*What you are asked to do*.
Identify every line in the records below that contains the word "string", and copy each of those lines.

----------------

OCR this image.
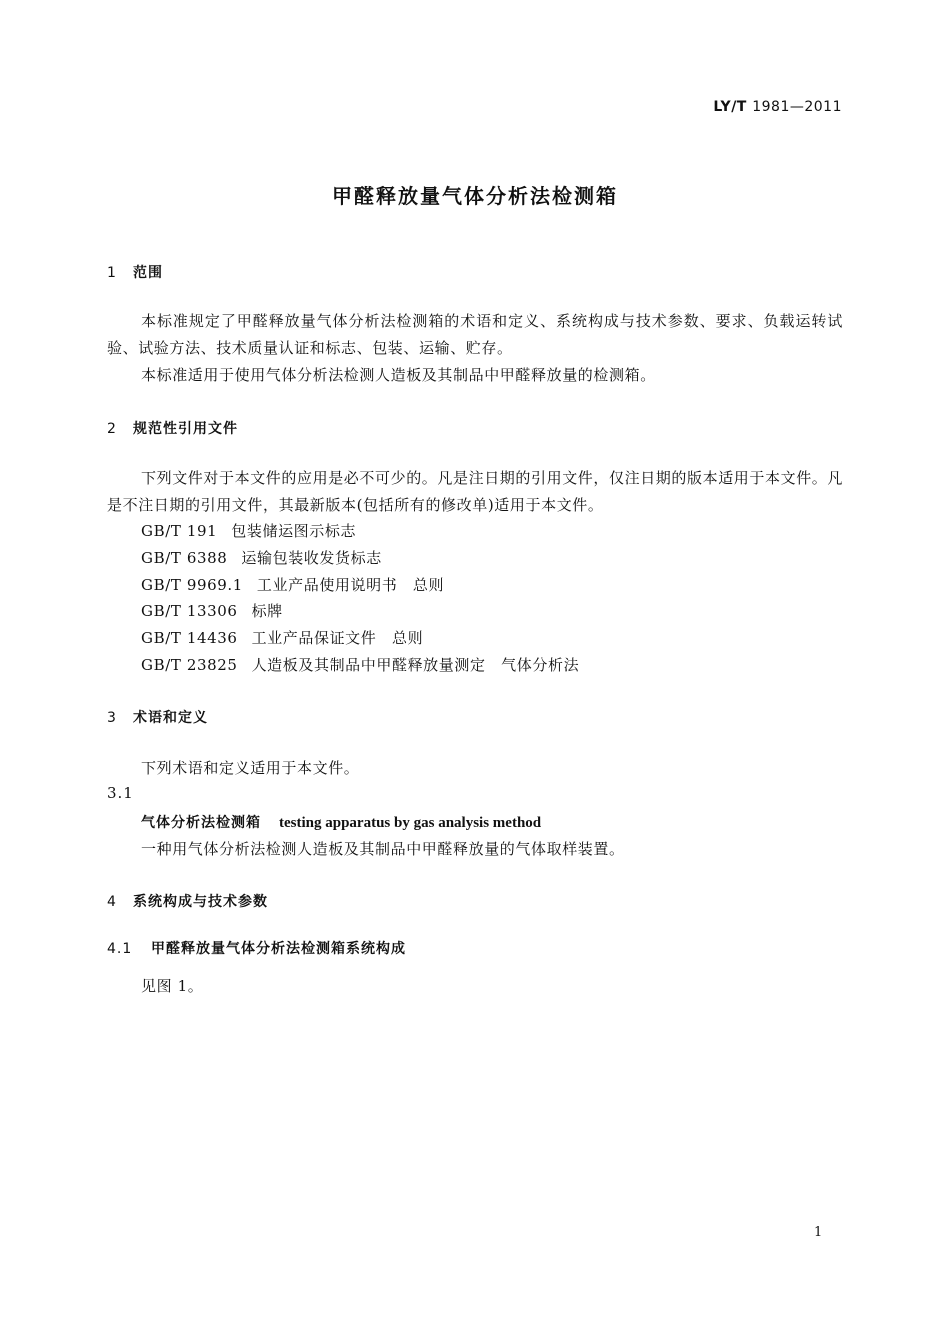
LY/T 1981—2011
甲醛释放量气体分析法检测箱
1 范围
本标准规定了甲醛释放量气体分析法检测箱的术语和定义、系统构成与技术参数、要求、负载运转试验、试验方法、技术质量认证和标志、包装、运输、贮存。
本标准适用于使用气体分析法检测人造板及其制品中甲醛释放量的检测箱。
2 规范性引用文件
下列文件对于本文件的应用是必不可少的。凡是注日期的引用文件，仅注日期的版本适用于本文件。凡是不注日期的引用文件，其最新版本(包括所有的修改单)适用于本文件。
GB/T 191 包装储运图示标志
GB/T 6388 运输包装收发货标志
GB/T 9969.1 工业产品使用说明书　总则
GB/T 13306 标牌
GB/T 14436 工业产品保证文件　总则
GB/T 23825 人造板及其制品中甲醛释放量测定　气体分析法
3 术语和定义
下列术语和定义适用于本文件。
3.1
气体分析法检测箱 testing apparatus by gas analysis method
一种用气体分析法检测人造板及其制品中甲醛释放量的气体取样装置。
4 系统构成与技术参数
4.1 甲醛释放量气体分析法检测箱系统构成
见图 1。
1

----------------

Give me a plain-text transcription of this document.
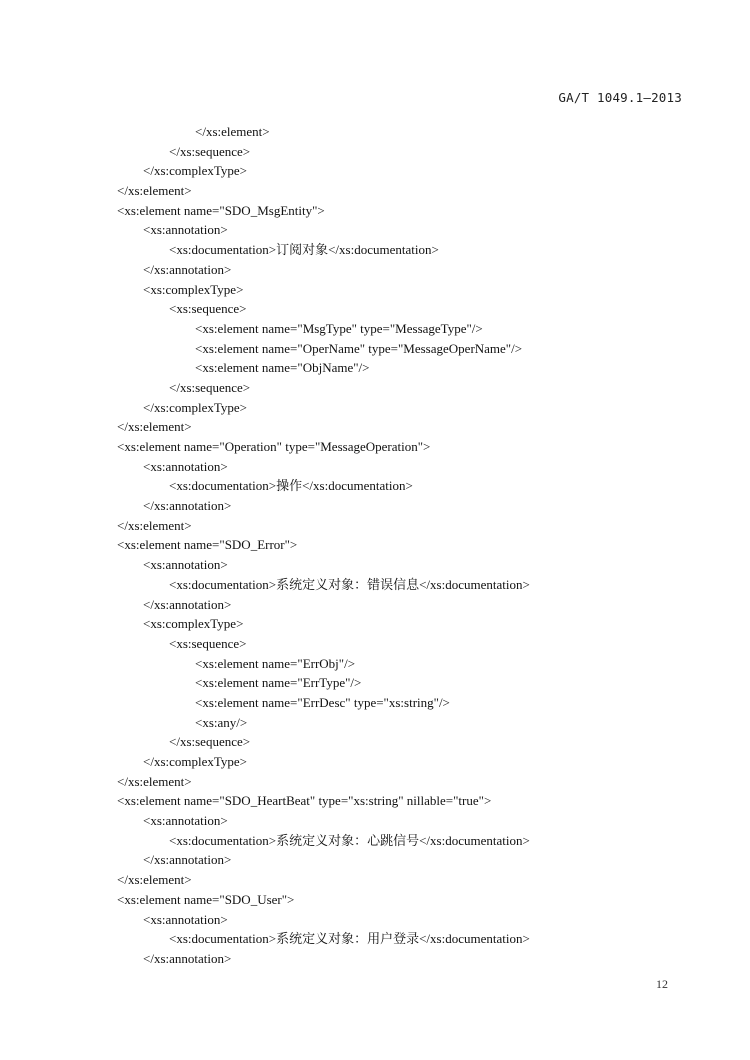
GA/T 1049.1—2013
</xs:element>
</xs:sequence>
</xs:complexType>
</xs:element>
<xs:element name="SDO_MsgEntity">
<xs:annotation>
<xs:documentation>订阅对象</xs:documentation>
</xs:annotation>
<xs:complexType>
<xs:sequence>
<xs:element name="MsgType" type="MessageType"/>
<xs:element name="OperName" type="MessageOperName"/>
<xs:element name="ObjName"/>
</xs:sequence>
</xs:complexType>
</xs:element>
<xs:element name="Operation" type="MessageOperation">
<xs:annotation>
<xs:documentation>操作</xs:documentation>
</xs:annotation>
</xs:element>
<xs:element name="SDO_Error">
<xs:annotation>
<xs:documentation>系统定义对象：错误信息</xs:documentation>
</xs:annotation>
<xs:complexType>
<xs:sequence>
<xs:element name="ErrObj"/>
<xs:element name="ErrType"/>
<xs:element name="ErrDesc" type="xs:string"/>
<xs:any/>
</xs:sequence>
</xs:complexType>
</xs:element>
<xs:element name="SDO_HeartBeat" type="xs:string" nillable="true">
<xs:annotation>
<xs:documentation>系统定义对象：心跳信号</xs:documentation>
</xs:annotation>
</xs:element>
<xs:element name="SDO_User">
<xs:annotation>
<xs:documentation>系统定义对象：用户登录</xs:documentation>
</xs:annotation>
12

----------------

*Full answer*.
<xs:element name="ErrDesc" type="xs:string"/>
<xs:element name="SDO_HeartBeat" type="xs:string" nillable="true">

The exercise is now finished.